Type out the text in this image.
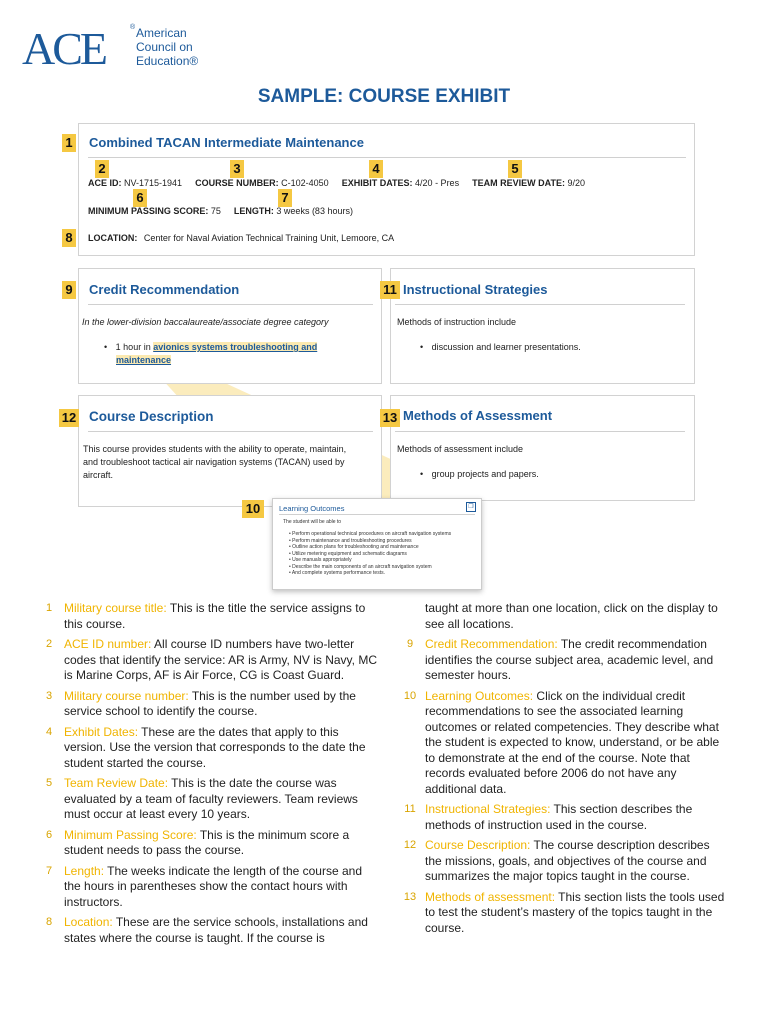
ACE	® American
Council on
Education®
SAMPLE: COURSE EXHIBIT
1 Combined TACAN Intermediate Maintenance
2	3	4	5
ACE ID: NV-1715-1941 COURSE NUMBER: C-102-4050 EXHIBIT DATES: 4/20 - Pres TEAM REVIEW DATE: 9/20
6	7
MINIMUM PASSING SCORE: 75 LENGTH: 3 weeks (83 hours)
8	LOCATION: Center for Naval Aviation Technical Training Unit, Lemoore, CA
9 Credit Recommendation
In the lower-division baccalaureate/associate degree category
• 1 hour in avionics systems troubleshooting and
maintenance
11 Instructional Strategies
Methods of instruction include
• discussion and learner presentations.
12 Course Description
This course provides students with the ability to operate, maintain, and troubleshoot tactical air navigation systems (TACAN) used by aircraft.
13 Methods of Assessment
Methods of assessment include
• group projects and papers.
10	Learning Outcomes	❐
The student will be able to
• Perform operational technical procedures on aircraft navigation systems
• Perform maintenance and troubleshooting procedures
• Outline action plans for troubleshooting and maintenance
• Utilize metering equipment and schematic diagrams
• Use manuals appropriately
• Describe the main components of an aircraft navigation system
• And complete systems performance tests.
1 Military course title: This is the title the service assigns to this course.
2 ACE ID number: All course ID numbers have two-letter codes that identify the service: AR is Army, NV is Navy, MC is Marine Corps, AF is Air Force, CG is Coast Guard.
3 Military course number: This is the number used by the service school to identify the course.
4 Exhibit Dates: These are the dates that apply to this version. Use the version that corresponds to the date the student started the course.
5 Team Review Date: This is the date the course was evaluated by a team of faculty reviewers. Team reviews must occur at least every 10 years.
6 Minimum Passing Score: This is the minimum score a student needs to pass the course.
7 Length: The weeks indicate the length of the course and the hours in parentheses show the contact hours with instructors.
8 Location: These are the service schools, installations and states where the course is taught. If the course is
taught at more than one location, click on the display to see all locations.
9 Credit Recommendation: The credit recommendation identifies the course subject area, academic level, and semester hours.
10 Learning Outcomes: Click on the individual credit recommendations to see the associated learning outcomes or related competencies. They describe what the student is expected to know, understand, or be able to demonstrate at the end of the course. Note that records evaluated before 2006 do not have any additional data.
11 Instructional Strategies: This section describes the methods of instruction used in the course.
12 Course Description: The course description describes the missions, goals, and objectives of the course and summarizes the major topics taught in the course.
13 Methods of assessment: This section lists the tools used to test the student’s mastery of the topics taught in the course.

▶ _What you should do_: Make an exact copy of the data above, pictures excluded.

▶ _Task answer_:
Type out the text in this image.
ACE	® American
Council on
Education®
SAMPLE: COURSE EXHIBIT
1 Combined TACAN Intermediate Maintenance
2	3	4	5
ACE ID: NV-1715-1941 COURSE NUMBER: C-102-4050 EXHIBIT DATES: 4/20 - Pres TEAM REVIEW DATE: 9/20
6	7
MINIMUM PASSING SCORE: 75 LENGTH: 3 weeks (83 hours)
8	LOCATION: Center for Naval Aviation Technical Training Unit, Lemoore, CA
9 Credit Recommendation
In the lower-division baccalaureate/associate degree category
• 1 hour in avionics systems troubleshooting and
maintenance
11 Instructional Strategies
Methods of instruction include
• discussion and learner presentations.
12 Course Description
This course provides students with the ability to operate, maintain, and troubleshoot tactical air navigation systems (TACAN) used by aircraft.
13 Methods of Assessment
Methods of assessment include
• group projects and papers.
10	Learning Outcomes	❐
The student will be able to
• Perform operational technical procedures on aircraft navigation systems
• Perform maintenance and troubleshooting procedures
• Outline action plans for troubleshooting and maintenance
• Utilize metering equipment and schematic diagrams
• Use manuals appropriately
• Describe the main components of an aircraft navigation system
• And complete systems performance tests.
1 Military course title: This is the title the service assigns to this course.
2 ACE ID number: All course ID numbers have two-letter codes that identify the service: AR is Army, NV is Navy, MC is Marine Corps, AF is Air Force, CG is Coast Guard.
3 Military course number: This is the number used by the service school to identify the course.
4 Exhibit Dates: These are the dates that apply to this version. Use the version that corresponds to the date the student started the course.
5 Team Review Date: This is the date the course was evaluated by a team of faculty reviewers. Team reviews must occur at least every 10 years.
6 Minimum Passing Score: This is the minimum score a student needs to pass the course.
7 Length: The weeks indicate the length of the course and the hours in parentheses show the contact hours with instructors.
8 Location: These are the service schools, installations and states where the course is taught. If the course is
taught at more than one location, click on the display to see all locations.
9 Credit Recommendation: The credit recommendation identifies the course subject area, academic level, and semester hours.
10 Learning Outcomes: Click on the individual credit recommendations to see the associated learning outcomes or related competencies. They describe what the student is expected to know, understand, or be able to demonstrate at the end of the course. Note that records evaluated before 2006 do not have any additional data.
11 Instructional Strategies: This section describes the methods of instruction used in the course.
12 Course Description: The course description describes the missions, goals, and objectives of the course and summarizes the major topics taught in the course.
13 Methods of assessment: This section lists the tools used to test the student’s mastery of the topics taught in the course.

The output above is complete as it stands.